■ **Work to do**
Repeat exactly the lines from the line containing "Serialize everything readable" to the last line of the listing, including both.

■ **Exercise input**
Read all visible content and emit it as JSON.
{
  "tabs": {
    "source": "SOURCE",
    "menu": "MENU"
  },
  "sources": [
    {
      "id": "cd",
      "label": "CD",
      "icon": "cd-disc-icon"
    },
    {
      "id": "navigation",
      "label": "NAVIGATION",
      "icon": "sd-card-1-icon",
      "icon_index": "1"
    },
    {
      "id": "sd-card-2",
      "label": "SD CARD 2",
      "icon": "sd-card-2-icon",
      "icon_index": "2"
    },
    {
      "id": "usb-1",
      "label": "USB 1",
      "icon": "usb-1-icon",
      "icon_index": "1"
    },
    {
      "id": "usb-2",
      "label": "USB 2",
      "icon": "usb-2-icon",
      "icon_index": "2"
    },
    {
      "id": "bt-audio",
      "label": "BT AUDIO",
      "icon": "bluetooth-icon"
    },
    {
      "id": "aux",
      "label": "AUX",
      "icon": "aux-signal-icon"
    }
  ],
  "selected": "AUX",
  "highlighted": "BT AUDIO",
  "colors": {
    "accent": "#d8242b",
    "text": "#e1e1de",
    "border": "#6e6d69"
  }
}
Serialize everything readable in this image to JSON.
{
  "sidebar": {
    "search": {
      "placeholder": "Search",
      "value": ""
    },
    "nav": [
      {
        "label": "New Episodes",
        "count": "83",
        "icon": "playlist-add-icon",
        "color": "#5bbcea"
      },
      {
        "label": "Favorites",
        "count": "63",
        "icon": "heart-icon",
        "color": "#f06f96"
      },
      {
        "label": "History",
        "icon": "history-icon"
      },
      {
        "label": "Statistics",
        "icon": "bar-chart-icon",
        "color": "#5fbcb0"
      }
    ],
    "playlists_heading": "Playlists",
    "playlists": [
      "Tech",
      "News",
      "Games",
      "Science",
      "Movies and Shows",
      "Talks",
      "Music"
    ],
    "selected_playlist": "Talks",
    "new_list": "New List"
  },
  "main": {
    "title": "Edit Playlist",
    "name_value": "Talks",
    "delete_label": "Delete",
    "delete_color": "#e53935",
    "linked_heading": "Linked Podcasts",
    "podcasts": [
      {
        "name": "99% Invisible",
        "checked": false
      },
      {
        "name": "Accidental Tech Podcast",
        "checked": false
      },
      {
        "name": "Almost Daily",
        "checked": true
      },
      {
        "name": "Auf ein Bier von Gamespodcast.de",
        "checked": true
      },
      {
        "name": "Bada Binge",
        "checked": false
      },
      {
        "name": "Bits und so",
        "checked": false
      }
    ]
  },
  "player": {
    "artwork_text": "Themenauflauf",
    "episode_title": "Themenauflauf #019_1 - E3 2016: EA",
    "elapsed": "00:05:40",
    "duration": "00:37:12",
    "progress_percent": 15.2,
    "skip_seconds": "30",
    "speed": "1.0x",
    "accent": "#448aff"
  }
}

■ **Task output**
Serialize everything readable in this image to JSON.
{
  "sidebar": {
    "search": {
      "placeholder": "Search",
      "value": ""
    },
    "nav": [
      {
        "label": "New Episodes",
        "count": "83",
        "icon": "playlist-add-icon",
        "color": "#5bbcea"
      },
      {
        "label": "Favorites",
        "count": "63",
        "icon": "heart-icon",
        "color": "#f06f96"
      },
      {
        "label": "History",
        "icon": "history-icon"
      },
      {
        "label": "Statistics",
        "icon": "bar-chart-icon",
        "color": "#5fbcb0"
      }
    ],
    "playlists_heading": "Playlists",
    "playlists": [
      "Tech",
      "News",
      "Games",
      "Science",
      "Movies and Shows",
      "Talks",
      "Music"
    ],
    "selected_playlist": "Talks",
    "new_list": "New List"
  },
  "main": {
    "title": "Edit Playlist",
    "name_value": "Talks",
    "delete_label": "Delete",
    "delete_color": "#e53935",
    "linked_heading": "Linked Podcasts",
    "podcasts": [
      {
        "name": "99% Invisible",
        "checked": false
      },
      {
        "name": "Accidental Tech Podcast",
        "checked": false
      },
      {
        "name": "Almost Daily",
        "checked": true
      },
      {
        "name": "Auf ein Bier von Gamespodcast.de",
        "checked": true
      },
      {
        "name": "Bada Binge",
        "checked": false
      },
      {
        "name": "Bits und so",
        "checked": false
      }
    ]
  },
  "player": {
    "artwork_text": "Themenauflauf",
    "episode_title": "Themenauflauf #019_1 - E3 2016: EA",
    "elapsed": "00:05:40",
    "duration": "00:37:12",
    "progress_percent": 15.2,
    "skip_seconds": "30",
    "speed": "1.0x",
    "accent": "#448aff"
  }
}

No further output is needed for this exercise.